_AIM OF THE EXERCISE:_
Reproduce word for word everything in the Masters dispatch from "I’ll always remember" down to "the space-time continuum.".

[BEGIN TEXT SEGMENT]

McIlory wins The Masters

Pure Chaos

A dispatch from the gallery during one of the wildest Masters ever

I’ll always remember the light. The way the sun, low in the sky, was descending into the trees behind the first and second fairways. Everything felt dappled in honey—soaked in the golden hour. In that light, the texture of the immaculate 18th fairway looked almost edible. This makes me sound like I was on mushrooms. To my knowledge, I wasn’t, but I’m not sure the experience would have been much different. Hours were seconds and minutes felt like a week. At 7 p.m. on Sunday, April 13, 2025, it felt as if this sliver of Georgia had bent the space-time continuum.

Inside this lucid dream, Rory McIlroy stood over the approach on his 72nd hole—a sensible gap wedge and a two-putt away from exorcising the demons and entering the pantheon. I was parallel with him, sweaty and pressed up against complete strangers in the pine straw. McIlroy took a swig from his Yeti and leafed through his yardage book, which told him what he already knew: a committed swing would land him long on the green, which would gently feed the ball back toward the pin and the gaping maw of history. A man behind me on his tip-toes was softly panting in my ear. I checked my watch, which registered my heart rate at 130 beats per minute. Our gallery was beginning to produce its own humidity. A man next to me, who I’d never seen in my life, stared into my soul. His voice, thick with an Irish accent, croaked out 10 words I’ll never forget: “We’ve never been as close as we are right now.” McIlroy took the club back. The gravity of our pine straw pod changed as we collectively sucked in our breath and leaned forward. Scientists won’t tell you this, but in the following 1.9 seconds, the world briefly came off its axis.

[END TEXT SEGMENT]
[BEGIN PROVIDED MATERIAL]

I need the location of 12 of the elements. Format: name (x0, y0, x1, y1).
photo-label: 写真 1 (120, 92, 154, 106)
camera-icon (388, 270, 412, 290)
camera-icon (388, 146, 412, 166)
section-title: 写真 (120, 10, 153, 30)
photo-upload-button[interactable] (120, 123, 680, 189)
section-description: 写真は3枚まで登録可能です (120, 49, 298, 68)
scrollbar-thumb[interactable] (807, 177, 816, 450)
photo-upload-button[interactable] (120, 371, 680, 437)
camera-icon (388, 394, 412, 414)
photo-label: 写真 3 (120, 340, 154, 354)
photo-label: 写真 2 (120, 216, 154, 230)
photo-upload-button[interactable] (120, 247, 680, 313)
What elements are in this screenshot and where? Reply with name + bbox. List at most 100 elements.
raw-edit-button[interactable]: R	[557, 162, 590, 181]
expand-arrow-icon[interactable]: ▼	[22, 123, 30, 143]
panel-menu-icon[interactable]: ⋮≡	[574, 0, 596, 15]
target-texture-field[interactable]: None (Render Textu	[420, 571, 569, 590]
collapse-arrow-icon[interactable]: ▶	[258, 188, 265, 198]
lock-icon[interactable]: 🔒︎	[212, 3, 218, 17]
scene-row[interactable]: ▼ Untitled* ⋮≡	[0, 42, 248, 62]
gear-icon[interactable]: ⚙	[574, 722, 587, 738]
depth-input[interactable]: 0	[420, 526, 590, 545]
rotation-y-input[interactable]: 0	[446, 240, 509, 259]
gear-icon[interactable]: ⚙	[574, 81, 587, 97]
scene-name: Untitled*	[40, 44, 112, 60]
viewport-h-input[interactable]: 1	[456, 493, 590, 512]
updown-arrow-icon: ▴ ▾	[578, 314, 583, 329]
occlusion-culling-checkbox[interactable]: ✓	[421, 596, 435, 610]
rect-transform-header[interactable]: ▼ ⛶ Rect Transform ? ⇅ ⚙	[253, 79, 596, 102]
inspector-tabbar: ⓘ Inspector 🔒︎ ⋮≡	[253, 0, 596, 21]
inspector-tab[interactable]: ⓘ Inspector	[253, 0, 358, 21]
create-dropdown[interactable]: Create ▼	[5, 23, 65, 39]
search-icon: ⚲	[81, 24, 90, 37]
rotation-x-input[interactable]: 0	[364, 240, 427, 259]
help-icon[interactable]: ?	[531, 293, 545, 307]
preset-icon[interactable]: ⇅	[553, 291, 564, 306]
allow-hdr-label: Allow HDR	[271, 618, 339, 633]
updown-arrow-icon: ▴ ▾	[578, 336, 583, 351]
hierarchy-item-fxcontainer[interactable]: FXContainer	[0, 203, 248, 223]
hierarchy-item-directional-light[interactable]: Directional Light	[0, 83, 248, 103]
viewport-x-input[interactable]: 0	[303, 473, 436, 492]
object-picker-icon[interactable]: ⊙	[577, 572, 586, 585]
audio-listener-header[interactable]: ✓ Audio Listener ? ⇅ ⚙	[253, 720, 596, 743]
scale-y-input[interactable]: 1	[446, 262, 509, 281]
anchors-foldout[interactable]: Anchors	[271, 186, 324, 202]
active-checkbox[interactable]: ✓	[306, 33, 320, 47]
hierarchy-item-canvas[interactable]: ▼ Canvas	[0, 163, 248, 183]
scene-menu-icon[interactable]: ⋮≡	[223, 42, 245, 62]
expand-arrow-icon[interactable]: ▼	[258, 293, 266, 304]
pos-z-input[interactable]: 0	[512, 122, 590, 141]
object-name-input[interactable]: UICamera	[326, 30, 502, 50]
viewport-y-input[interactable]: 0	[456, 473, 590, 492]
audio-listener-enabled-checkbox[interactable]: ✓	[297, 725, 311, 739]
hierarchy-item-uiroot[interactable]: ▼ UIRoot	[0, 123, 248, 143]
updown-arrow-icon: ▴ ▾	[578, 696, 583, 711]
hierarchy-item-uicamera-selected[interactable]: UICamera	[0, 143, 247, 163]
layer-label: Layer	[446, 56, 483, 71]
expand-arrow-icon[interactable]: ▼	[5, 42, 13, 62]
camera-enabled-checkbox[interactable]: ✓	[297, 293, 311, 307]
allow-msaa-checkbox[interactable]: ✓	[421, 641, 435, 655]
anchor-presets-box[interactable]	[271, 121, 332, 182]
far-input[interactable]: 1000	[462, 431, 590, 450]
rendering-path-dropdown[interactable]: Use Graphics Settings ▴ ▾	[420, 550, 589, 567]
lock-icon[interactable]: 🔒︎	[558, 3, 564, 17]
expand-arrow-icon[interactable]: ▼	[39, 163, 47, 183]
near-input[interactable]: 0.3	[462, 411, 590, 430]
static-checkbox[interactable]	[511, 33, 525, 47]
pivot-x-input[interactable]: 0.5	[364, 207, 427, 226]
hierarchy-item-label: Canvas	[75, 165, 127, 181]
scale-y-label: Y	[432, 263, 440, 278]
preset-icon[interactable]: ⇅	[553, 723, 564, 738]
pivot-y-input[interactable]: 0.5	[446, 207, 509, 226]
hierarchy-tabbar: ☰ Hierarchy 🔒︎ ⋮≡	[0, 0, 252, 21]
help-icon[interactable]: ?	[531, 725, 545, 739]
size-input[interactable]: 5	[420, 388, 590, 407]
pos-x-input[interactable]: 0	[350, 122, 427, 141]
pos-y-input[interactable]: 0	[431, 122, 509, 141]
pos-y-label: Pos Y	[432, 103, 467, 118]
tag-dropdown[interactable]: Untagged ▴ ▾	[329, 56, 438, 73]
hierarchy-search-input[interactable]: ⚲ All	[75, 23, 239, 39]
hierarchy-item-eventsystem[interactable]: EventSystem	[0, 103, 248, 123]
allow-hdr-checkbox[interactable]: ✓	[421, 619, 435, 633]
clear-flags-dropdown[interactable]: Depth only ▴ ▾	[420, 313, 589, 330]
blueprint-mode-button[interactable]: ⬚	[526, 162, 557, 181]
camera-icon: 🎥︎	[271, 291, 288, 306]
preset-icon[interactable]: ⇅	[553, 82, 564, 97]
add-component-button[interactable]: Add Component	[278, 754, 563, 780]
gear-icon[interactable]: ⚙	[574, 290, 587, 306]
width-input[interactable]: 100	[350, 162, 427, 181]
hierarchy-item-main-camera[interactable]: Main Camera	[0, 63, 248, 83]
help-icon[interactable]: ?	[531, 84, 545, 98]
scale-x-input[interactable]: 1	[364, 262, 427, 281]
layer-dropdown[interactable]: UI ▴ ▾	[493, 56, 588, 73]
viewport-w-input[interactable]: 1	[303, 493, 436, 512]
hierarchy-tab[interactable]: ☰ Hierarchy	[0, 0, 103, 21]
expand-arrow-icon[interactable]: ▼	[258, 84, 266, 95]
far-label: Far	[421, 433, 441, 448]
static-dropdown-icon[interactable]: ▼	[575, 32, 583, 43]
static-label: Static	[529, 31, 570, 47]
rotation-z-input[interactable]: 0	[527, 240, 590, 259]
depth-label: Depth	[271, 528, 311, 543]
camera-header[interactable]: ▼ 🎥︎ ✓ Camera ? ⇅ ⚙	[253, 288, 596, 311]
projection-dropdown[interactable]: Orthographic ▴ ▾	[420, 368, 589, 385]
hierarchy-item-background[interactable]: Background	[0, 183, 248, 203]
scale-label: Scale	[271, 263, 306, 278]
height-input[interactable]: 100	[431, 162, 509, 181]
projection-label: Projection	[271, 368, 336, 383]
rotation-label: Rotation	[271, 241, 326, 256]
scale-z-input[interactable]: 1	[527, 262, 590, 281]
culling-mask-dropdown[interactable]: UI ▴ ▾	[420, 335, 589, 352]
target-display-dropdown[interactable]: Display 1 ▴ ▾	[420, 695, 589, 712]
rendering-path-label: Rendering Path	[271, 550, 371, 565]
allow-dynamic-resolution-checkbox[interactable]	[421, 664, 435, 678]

[END PROVIDED MATERIAL]

_FULL ANSWER:_
I’ll always remember the light. The way the sun, low in the sky, was descending into the trees behind the first and second fairways. Everything felt dappled in honey—soaked in the golden hour. In that light, the texture of the immaculate 18th fairway looked almost edible. This makes me sound like I was on mushrooms. To my knowledge, I wasn’t, but I’m not sure the experience would have been much different. Hours were seconds and minutes felt like a week. At 7 p.m. on Sunday, April 13, 2025, it felt as if this sliver of Georgia had bent the space-time continuum.